══ Material supplied

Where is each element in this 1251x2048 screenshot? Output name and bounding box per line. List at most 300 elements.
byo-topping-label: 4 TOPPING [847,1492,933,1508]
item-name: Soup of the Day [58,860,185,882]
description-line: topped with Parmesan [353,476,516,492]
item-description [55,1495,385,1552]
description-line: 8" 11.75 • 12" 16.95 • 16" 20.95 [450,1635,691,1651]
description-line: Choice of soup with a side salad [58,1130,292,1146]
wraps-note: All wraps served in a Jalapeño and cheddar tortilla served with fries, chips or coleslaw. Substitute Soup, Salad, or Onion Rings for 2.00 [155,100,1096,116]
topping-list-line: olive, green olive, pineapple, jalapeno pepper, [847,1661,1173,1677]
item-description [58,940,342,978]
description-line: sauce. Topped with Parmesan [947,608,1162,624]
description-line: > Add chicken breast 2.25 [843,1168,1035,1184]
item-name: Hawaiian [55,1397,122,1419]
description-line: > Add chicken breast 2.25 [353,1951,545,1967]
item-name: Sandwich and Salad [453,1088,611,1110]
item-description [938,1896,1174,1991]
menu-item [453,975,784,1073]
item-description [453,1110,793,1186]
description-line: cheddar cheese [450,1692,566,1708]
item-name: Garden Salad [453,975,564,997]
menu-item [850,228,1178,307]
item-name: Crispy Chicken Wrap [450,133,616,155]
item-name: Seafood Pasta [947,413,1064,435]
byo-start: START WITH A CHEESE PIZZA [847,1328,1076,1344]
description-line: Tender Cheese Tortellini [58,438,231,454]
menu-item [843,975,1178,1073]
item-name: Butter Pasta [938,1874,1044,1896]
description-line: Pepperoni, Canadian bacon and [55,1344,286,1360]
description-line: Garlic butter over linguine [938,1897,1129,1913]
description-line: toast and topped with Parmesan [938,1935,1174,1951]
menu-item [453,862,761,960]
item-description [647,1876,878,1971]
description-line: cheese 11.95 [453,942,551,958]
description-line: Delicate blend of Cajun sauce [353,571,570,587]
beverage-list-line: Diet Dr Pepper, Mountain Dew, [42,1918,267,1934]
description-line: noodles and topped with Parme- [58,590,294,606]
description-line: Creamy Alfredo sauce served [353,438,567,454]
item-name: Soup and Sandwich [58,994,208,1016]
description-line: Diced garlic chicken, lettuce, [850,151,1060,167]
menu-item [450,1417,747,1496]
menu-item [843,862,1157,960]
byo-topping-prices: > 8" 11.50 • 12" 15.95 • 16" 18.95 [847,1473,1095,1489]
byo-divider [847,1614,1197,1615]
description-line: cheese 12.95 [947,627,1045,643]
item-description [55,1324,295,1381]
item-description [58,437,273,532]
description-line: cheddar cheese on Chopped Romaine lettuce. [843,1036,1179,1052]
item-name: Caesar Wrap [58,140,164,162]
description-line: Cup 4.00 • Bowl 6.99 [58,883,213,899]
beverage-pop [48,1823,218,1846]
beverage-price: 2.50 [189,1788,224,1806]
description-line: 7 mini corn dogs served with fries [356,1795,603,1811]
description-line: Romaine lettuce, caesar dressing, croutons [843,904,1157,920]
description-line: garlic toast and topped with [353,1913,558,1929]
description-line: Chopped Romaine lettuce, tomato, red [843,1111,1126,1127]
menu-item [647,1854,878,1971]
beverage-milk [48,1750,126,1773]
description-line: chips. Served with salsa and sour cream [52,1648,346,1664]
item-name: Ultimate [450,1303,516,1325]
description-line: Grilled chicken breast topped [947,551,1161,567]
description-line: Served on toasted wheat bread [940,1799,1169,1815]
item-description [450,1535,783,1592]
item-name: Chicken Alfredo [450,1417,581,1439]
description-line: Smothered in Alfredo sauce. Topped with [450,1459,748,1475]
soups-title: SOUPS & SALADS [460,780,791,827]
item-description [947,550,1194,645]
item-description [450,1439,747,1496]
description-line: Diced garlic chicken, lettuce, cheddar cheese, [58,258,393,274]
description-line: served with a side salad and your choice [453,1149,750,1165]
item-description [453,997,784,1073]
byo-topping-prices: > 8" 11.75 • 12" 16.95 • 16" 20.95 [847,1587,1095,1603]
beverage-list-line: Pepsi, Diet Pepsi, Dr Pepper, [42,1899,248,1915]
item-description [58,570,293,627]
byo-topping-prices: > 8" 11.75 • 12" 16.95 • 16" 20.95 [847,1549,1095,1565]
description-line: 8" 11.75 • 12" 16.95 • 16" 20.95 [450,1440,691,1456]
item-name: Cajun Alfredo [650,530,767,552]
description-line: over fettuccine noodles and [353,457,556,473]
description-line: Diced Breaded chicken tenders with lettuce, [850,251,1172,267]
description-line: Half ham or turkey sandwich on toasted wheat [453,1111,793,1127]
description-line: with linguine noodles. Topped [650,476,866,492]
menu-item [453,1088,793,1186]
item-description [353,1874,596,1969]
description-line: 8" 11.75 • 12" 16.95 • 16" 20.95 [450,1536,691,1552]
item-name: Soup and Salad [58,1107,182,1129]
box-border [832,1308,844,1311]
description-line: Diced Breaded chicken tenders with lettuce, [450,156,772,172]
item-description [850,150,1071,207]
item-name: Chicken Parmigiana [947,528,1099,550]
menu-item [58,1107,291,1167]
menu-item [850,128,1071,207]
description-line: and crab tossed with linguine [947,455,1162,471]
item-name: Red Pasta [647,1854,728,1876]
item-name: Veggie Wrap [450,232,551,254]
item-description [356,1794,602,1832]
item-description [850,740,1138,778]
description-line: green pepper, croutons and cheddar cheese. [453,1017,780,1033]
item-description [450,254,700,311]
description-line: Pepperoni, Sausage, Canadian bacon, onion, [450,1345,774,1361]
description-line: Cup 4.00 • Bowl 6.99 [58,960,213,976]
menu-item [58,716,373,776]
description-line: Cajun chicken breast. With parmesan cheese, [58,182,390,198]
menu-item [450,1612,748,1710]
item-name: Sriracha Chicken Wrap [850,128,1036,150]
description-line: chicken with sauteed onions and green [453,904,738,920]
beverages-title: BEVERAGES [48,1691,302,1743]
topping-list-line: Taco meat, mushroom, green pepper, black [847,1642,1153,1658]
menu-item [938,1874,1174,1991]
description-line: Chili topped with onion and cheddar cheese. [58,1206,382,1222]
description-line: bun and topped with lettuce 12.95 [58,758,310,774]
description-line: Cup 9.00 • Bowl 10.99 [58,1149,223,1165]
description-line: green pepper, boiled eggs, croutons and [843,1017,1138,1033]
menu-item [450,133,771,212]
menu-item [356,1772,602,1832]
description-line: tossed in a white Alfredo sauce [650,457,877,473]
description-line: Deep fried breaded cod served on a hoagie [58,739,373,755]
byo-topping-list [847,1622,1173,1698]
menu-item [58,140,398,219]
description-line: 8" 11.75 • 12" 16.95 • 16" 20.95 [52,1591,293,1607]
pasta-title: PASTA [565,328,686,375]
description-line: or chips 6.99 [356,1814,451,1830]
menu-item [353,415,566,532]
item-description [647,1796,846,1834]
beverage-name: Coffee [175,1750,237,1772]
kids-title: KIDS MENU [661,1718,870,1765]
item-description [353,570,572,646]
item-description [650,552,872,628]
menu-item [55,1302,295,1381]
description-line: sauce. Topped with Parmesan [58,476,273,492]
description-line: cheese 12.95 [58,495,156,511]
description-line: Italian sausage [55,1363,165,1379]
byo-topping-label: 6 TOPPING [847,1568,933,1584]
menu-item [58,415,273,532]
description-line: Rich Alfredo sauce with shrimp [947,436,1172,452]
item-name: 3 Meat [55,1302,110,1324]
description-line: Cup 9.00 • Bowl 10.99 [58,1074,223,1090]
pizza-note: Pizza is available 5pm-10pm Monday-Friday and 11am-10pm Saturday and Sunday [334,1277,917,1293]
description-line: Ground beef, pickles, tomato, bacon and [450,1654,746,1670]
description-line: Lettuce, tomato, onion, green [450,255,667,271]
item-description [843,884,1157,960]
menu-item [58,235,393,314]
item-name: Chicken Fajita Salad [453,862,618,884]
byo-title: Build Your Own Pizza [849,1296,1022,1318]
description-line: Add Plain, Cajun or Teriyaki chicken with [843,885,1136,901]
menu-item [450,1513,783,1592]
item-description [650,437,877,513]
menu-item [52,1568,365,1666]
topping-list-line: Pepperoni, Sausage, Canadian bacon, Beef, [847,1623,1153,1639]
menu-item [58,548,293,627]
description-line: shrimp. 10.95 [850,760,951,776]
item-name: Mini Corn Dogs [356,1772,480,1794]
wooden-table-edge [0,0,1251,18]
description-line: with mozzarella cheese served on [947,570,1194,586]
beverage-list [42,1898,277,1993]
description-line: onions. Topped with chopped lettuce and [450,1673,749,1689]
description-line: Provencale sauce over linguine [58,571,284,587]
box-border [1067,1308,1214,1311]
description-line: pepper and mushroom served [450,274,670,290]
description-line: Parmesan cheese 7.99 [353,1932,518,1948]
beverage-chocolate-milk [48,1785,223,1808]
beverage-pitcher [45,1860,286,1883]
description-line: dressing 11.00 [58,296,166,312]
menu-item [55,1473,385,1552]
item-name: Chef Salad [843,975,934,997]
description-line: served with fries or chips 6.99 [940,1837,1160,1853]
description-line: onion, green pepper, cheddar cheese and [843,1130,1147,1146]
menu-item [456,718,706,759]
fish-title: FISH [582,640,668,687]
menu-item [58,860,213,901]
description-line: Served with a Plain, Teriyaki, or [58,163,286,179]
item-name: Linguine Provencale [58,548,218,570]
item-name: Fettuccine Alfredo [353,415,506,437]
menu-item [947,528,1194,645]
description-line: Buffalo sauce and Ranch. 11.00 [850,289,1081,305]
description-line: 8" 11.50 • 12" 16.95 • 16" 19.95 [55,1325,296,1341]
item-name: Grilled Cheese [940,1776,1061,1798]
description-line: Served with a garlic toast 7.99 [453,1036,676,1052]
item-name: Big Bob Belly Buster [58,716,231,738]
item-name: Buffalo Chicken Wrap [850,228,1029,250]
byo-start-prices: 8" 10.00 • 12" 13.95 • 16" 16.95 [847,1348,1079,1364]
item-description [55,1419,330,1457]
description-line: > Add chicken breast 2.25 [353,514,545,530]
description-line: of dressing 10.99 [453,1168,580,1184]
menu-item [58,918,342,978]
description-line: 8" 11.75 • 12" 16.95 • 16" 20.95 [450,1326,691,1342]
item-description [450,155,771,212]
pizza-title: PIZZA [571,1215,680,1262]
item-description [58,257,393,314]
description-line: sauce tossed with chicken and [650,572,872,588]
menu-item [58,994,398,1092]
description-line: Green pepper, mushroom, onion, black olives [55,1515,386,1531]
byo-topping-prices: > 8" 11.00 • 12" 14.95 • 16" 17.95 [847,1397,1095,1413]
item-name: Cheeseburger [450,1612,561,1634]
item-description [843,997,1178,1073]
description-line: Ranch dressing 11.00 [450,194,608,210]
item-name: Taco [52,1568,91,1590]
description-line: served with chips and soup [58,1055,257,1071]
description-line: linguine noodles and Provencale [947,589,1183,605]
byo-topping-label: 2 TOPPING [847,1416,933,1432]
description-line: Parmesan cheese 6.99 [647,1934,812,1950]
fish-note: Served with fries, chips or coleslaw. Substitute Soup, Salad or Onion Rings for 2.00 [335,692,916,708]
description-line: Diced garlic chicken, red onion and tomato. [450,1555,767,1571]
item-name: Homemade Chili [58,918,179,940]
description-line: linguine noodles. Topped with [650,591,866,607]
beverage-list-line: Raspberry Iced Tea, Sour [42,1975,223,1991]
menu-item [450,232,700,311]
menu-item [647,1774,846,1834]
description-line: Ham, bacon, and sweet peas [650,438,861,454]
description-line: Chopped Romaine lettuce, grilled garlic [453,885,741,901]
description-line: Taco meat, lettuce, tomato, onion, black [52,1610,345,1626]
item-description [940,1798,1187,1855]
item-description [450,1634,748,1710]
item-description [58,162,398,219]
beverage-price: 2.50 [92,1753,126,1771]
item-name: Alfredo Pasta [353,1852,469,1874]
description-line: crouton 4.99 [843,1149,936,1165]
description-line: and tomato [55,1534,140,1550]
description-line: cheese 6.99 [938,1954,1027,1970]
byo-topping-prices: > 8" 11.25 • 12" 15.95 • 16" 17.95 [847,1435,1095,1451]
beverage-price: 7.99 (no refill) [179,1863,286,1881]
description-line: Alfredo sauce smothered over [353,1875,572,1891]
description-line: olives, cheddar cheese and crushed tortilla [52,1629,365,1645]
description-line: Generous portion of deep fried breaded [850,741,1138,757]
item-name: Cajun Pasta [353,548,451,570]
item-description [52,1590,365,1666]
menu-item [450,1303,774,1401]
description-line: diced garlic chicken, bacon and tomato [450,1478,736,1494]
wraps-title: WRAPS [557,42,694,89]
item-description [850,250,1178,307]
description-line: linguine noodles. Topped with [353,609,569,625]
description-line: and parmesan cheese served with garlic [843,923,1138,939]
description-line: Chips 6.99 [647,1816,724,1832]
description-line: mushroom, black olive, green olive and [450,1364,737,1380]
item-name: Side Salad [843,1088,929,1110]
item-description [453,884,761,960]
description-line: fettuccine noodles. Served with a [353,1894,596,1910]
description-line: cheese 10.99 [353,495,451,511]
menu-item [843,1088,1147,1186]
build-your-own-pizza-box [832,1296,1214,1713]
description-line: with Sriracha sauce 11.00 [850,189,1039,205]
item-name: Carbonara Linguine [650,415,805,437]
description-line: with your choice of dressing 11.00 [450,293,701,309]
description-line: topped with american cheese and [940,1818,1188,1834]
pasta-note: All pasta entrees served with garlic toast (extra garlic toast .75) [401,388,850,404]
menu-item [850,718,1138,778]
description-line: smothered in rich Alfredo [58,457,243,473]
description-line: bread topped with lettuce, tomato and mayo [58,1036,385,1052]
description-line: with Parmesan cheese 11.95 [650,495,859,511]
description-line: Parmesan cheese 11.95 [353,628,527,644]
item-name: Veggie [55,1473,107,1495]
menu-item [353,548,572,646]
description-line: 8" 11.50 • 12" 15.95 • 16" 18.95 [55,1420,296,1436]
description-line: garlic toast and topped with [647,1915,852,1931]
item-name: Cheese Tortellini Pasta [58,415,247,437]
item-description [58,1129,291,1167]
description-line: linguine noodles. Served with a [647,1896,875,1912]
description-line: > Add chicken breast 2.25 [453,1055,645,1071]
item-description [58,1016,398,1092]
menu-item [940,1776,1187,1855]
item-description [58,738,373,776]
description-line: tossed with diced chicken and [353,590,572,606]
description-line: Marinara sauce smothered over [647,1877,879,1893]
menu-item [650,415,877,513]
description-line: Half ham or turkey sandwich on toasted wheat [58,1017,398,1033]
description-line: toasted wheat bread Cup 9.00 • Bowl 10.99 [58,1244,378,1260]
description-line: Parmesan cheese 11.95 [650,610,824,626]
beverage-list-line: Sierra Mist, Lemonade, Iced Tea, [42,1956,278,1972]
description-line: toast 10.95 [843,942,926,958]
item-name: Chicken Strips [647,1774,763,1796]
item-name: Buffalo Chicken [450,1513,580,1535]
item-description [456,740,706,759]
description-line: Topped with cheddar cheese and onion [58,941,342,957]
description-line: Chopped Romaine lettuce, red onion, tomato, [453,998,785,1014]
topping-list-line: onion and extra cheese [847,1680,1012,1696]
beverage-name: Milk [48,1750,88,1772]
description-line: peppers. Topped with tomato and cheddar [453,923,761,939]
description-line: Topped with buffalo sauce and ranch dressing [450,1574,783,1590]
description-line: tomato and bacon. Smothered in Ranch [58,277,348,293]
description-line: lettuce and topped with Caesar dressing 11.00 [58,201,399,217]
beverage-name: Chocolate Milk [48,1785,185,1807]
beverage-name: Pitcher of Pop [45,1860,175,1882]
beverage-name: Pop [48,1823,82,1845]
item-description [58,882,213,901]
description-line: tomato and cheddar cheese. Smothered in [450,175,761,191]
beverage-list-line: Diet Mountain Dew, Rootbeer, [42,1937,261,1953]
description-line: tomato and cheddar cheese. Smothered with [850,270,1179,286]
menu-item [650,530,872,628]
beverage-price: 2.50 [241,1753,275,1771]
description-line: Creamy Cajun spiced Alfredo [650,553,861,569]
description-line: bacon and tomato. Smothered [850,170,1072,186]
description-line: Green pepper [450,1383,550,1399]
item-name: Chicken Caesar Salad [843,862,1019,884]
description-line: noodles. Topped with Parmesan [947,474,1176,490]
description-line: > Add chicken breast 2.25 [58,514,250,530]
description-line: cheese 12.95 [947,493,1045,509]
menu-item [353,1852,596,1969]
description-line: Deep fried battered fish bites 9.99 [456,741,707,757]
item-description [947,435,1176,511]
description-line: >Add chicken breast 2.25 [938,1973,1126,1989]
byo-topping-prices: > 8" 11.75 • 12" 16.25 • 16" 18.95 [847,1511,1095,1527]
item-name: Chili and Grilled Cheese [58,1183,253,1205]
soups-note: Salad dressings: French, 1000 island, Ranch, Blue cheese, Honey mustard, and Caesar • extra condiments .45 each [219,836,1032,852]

════

_Challenge:_
Reproduce the material word for word, from its first line up to and including the line with "description-line: topped with Parmesan".

_Worked solution:_
Where is each element in this 1251x2048 screenshot? Output name and bounding box per line. List at most 300 elements.
byo-topping-label: 4 TOPPING [847,1492,933,1508]
item-name: Soup of the Day [58,860,185,882]
description-line: topped with Parmesan [353,476,516,492]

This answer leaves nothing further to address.